Instructions to follow
What follows is a set of entries. Repeat them exactly, but not their pictures.

Material for this exercise
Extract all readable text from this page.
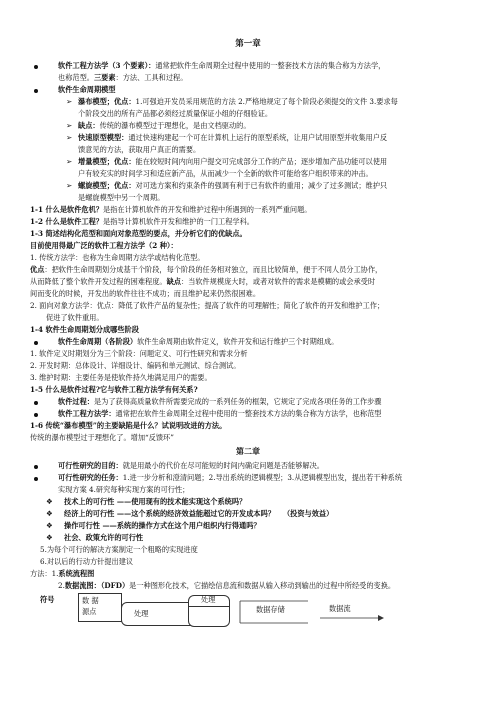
第一章
软件工程方法学（3 个要素）：通常把软件生命周期全过程中使用的一整套技术方法的集合称为方法学，
也称范型。三要素：方法、工具和过程。
软件生命周期模型
➢ 瀑布模型；优点：1.可强迫开发员采用规范的方法 2.严格地规定了每个阶段必须提交的文件 3.要求每
个阶段交出的所有产品都必须经过质量保证小组的仔细验证。
➢ 缺点：传统的瀑布模型过于理想化，是由文档驱动的。
➢ 快速原型模型：通过快速构建起一个可在计算机上运行的原型系统，让用户试用原型并收集用户反
馈意见的方法，获取用户真正的需要。
➢ 增量模型；优点：能在较短时间内向用户提交可完成部分工作的产品；逐步增加产品功能可以使用
户有较充实的时间学习和适应新产品，从而减少一个全新的软件可能给客户组织带来的冲击。
➢ 螺旋模型；优点：对可选方案和约束条件的强调有利于已有软件的重用；减少了过多测试；维护只
是螺旋模型中另一个周期。
1-1 什么是软件危机？是指在计算机软件的开发和维护过程中所遇到的一系列严重问题。
1-2 什么是软件工程？是指导计算机软件开发和维护的一门工程学科。
1-3 简述结构化范型和面向对象范型的要点，并分析它们的优缺点。
目前使用得最广泛的软件工程方法学（2 种）：
1. 传统方法学：也称为生命周期方法学或结构化范型。
优点：把软件生命周期划分成基干个阶段，每个阶段的任务相对独立，而且比较简单，便于不同人员分工协作，
从而降低了整个软件开发过程的困难程度。缺点：当软件规模庞大时，或者对软件的需求是模糊的或会承受时
间而变化的时候，开发出的软件往往不成功；而且维护起来仍然很困难。
2. 面向对象方法学：优点：降低了软件产品的复杂性；提高了软件的可理解性；简化了软件的开发和维护工作；
促进了软件重用。
1-4 软件生命周期划分成哪些阶段
软件生命周期（各阶段）软件生命周期由软件定义，软件开发和运行维护三个时期组成。
1. 软件定义时期划分为三个阶段：问题定义、可行性研究和需求分析
2. 开发时期：总体设计、详细设计、编码和单元测试、综合测试。
3. 维护时期：主要任务是使软件持久地满足用户的需要。
1-5 什么是软件过程?它与软件工程方法学有何关系?
软件过程：是为了获得高质量软件所需要完成的一系列任务的框架，它规定了完成各项任务的工作步骤
软件工程方法学：通常把在软件生命周期全过程中使用的一整套技术方法的集合称为方法学，也称范型
1-6 传统“瀑布模型”的主要缺陷是什么？试说明改进的方法。
传统的瀑布模型过于理想化了。增加“反馈环”
第二章
可行性研究的目的：就是用最小的代价在尽可能短的时间内确定问题是否能够解决。
可行性研究的任务：1.进一步分析和澄清问题；2.导出系统的逻辑模型；3.从逻辑模型出发，提出若干种系统
实现方案 4.研究每种实现方案的可行性；
❖ 技术上的可行性 ——使用现有的技术能实现这个系统吗？
❖ 经济上的可行性 ——这个系统的经济效益能超过它的开发成本吗？ （投资与效益）
❖ 操作可行性 ——系统的操作方式在这个用户组织内行得通吗？
❖ 社会、政策允许的可行性
5.为每个可行的解决方案制定一个粗略的实现进度
6.对以后的行动方针提出建议
方法：1.系统流程图
2.数据流图：（DFD）是一种图形化技术，它描绘信息流和数据从输入移动到输出的过程中所经受的变换。
符号	数 据
源点	处理
处理
数据存储	数据流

Answer for the task
Extract all readable text from this page.
第一章
软件工程方法学（3 个要素）：通常把软件生命周期全过程中使用的一整套技术方法的集合称为方法学，
也称范型。三要素：方法、工具和过程。
软件生命周期模型
➢ 瀑布模型；优点：1.可强迫开发员采用规范的方法 2.严格地规定了每个阶段必须提交的文件 3.要求每
个阶段交出的所有产品都必须经过质量保证小组的仔细验证。
➢ 缺点：传统的瀑布模型过于理想化，是由文档驱动的。
➢ 快速原型模型：通过快速构建起一个可在计算机上运行的原型系统，让用户试用原型并收集用户反
馈意见的方法，获取用户真正的需要。
➢ 增量模型；优点：能在较短时间内向用户提交可完成部分工作的产品；逐步增加产品功能可以使用
户有较充实的时间学习和适应新产品，从而减少一个全新的软件可能给客户组织带来的冲击。
➢ 螺旋模型；优点：对可选方案和约束条件的强调有利于已有软件的重用；减少了过多测试；维护只
是螺旋模型中另一个周期。
1-1 什么是软件危机？是指在计算机软件的开发和维护过程中所遇到的一系列严重问题。
1-2 什么是软件工程？是指导计算机软件开发和维护的一门工程学科。
1-3 简述结构化范型和面向对象范型的要点，并分析它们的优缺点。
目前使用得最广泛的软件工程方法学（2 种）：
1. 传统方法学：也称为生命周期方法学或结构化范型。
优点：把软件生命周期划分成基干个阶段，每个阶段的任务相对独立，而且比较简单，便于不同人员分工协作，
从而降低了整个软件开发过程的困难程度。缺点：当软件规模庞大时，或者对软件的需求是模糊的或会承受时
间而变化的时候，开发出的软件往往不成功；而且维护起来仍然很困难。
2. 面向对象方法学：优点：降低了软件产品的复杂性；提高了软件的可理解性；简化了软件的开发和维护工作；
促进了软件重用。
1-4 软件生命周期划分成哪些阶段
软件生命周期（各阶段）软件生命周期由软件定义，软件开发和运行维护三个时期组成。
1. 软件定义时期划分为三个阶段：问题定义、可行性研究和需求分析
2. 开发时期：总体设计、详细设计、编码和单元测试、综合测试。
3. 维护时期：主要任务是使软件持久地满足用户的需要。
1-5 什么是软件过程?它与软件工程方法学有何关系?
软件过程：是为了获得高质量软件所需要完成的一系列任务的框架，它规定了完成各项任务的工作步骤
软件工程方法学：通常把在软件生命周期全过程中使用的一整套技术方法的集合称为方法学，也称范型
1-6 传统“瀑布模型”的主要缺陷是什么？试说明改进的方法。
传统的瀑布模型过于理想化了。增加“反馈环”
第二章
可行性研究的目的：就是用最小的代价在尽可能短的时间内确定问题是否能够解决。
可行性研究的任务：1.进一步分析和澄清问题；2.导出系统的逻辑模型；3.从逻辑模型出发，提出若干种系统
实现方案 4.研究每种实现方案的可行性；
❖ 技术上的可行性 ——使用现有的技术能实现这个系统吗？
❖ 经济上的可行性 ——这个系统的经济效益能超过它的开发成本吗？ （投资与效益）
❖ 操作可行性 ——系统的操作方式在这个用户组织内行得通吗？
❖ 社会、政策允许的可行性
5.为每个可行的解决方案制定一个粗略的实现进度
6.对以后的行动方针提出建议
方法：1.系统流程图
2.数据流图：（DFD）是一种图形化技术，它描绘信息流和数据从输入移动到输出的过程中所经受的变换。
符号	数 据
源点	处理
处理
数据存储	数据流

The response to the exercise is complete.